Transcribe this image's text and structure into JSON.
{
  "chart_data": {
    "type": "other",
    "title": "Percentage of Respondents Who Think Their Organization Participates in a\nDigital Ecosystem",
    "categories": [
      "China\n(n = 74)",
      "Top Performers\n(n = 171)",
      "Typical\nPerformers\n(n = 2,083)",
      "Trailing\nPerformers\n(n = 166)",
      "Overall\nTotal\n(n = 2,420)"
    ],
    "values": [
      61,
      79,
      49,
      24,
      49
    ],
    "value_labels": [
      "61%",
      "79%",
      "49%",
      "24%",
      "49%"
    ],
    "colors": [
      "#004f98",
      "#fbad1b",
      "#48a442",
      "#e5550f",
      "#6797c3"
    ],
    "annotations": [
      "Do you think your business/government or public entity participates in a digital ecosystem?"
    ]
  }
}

**Work required**
Repeat the material from above exactly, word for word.

**Written response**
Transcribe this image's text and structure into JSON.
{
  "chart_data": {
    "type": "other",
    "title": "Percentage of Respondents Who Think Their Organization Participates in a\nDigital Ecosystem",
    "categories": [
      "China\n(n = 74)",
      "Top Performers\n(n = 171)",
      "Typical\nPerformers\n(n = 2,083)",
      "Trailing\nPerformers\n(n = 166)",
      "Overall\nTotal\n(n = 2,420)"
    ],
    "values": [
      61,
      79,
      49,
      24,
      49
    ],
    "value_labels": [
      "61%",
      "79%",
      "49%",
      "24%",
      "49%"
    ],
    "colors": [
      "#004f98",
      "#fbad1b",
      "#48a442",
      "#e5550f",
      "#6797c3"
    ],
    "annotations": [
      "Do you think your business/government or public entity participates in a digital ecosystem?"
    ]
  }
}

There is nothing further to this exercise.